• [WHAT IS REQUIRED]: Comb through the entries for "gemmatimonadetes" and pull out each line that holds it.

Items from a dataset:
Segment Open

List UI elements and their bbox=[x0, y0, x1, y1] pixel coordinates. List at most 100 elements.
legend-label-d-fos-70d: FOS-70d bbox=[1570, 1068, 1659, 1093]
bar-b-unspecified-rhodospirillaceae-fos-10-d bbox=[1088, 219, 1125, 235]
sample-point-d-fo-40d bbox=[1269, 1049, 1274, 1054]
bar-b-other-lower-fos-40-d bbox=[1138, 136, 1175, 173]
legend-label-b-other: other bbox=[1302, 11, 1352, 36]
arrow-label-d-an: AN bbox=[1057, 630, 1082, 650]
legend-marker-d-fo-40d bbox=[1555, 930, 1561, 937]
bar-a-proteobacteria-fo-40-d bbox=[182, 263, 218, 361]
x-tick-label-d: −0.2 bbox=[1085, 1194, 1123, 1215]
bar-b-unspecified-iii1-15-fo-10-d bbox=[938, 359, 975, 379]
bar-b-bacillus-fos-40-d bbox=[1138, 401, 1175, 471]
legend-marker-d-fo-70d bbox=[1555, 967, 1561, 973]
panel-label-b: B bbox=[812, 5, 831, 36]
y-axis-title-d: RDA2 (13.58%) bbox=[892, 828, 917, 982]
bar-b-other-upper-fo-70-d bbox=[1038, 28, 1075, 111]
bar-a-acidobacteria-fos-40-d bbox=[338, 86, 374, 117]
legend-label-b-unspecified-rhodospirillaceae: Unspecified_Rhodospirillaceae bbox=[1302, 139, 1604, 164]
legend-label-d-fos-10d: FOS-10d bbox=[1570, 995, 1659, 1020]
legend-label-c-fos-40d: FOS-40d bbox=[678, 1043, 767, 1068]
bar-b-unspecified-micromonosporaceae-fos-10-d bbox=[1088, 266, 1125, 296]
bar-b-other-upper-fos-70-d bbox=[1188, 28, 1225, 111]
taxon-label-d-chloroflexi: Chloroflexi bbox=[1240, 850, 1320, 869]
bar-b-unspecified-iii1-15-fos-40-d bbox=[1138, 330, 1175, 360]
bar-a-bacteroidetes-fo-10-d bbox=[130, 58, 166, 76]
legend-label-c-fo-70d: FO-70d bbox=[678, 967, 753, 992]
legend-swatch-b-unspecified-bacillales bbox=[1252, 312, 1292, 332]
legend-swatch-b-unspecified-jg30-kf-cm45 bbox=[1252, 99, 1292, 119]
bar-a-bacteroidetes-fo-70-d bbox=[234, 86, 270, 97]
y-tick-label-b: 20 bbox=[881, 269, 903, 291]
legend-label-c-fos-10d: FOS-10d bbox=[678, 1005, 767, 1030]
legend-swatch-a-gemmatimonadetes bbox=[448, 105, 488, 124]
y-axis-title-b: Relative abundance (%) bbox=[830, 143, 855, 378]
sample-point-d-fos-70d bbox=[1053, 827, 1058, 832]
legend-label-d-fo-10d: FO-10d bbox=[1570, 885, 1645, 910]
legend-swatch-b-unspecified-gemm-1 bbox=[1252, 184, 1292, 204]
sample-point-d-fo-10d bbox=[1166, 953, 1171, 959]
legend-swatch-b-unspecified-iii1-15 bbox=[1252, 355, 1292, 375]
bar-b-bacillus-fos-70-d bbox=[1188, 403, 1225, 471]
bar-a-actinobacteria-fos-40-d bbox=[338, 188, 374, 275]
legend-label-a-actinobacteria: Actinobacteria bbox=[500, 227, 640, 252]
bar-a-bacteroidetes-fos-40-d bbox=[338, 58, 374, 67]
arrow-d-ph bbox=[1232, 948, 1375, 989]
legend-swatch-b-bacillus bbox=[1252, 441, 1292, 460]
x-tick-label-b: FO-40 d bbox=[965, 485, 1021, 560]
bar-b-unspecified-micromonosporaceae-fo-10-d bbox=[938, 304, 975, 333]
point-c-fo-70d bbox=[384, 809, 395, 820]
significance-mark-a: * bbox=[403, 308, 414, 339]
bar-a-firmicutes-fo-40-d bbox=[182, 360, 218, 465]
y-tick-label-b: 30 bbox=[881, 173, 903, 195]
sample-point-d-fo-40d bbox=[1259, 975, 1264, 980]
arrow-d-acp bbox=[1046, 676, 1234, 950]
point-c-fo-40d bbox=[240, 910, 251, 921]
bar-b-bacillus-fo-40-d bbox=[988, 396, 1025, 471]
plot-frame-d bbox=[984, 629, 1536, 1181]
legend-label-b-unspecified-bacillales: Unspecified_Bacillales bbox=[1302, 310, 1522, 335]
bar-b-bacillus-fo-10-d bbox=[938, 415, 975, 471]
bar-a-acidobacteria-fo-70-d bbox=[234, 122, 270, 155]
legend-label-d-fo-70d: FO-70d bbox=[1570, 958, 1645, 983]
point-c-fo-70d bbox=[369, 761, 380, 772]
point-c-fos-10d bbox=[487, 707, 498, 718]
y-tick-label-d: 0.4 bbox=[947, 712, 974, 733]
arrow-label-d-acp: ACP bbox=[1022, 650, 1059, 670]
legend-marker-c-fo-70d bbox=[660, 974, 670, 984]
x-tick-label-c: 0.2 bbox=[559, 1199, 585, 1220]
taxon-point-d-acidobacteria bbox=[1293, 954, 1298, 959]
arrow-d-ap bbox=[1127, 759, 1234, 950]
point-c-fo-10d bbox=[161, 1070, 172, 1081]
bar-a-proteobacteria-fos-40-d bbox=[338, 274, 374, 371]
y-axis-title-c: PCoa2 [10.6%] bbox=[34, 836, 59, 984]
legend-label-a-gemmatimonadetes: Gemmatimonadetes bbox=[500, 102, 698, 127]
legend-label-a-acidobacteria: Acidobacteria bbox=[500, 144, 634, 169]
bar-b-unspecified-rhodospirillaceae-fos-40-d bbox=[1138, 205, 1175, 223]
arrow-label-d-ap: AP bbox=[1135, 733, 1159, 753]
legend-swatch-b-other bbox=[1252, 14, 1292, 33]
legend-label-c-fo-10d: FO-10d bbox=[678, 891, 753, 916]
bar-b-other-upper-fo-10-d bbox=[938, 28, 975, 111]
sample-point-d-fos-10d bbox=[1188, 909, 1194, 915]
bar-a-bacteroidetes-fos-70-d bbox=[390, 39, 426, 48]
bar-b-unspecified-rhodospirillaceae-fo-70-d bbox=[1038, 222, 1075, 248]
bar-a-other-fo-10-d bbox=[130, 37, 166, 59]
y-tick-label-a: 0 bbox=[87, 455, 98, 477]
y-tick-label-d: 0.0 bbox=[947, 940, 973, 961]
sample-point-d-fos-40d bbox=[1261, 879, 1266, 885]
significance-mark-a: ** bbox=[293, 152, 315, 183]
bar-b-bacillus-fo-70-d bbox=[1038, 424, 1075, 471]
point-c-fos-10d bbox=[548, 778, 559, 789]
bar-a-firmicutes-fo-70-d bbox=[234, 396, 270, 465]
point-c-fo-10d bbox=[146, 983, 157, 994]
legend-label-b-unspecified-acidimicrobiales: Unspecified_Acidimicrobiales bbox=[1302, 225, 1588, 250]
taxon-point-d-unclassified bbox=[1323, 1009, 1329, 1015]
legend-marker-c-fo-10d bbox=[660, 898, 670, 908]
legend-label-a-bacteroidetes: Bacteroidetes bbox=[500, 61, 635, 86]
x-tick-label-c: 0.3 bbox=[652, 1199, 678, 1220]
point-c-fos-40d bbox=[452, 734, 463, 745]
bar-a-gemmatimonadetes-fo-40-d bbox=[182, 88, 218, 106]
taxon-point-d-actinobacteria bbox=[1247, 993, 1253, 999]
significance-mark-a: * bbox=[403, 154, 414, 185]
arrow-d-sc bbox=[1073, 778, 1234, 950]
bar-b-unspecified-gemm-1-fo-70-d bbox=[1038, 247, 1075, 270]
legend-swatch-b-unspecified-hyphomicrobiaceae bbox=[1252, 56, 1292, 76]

Segment Closed

• [EXERCISE ANSWER]:
legend-swatch-a-gemmatimonadetes bbox=[448, 105, 488, 124]
legend-label-a-gemmatimonadetes: Gemmatimonadetes bbox=[500, 102, 698, 127]
bar-a-gemmatimonadetes-fo-40-d bbox=[182, 88, 218, 106]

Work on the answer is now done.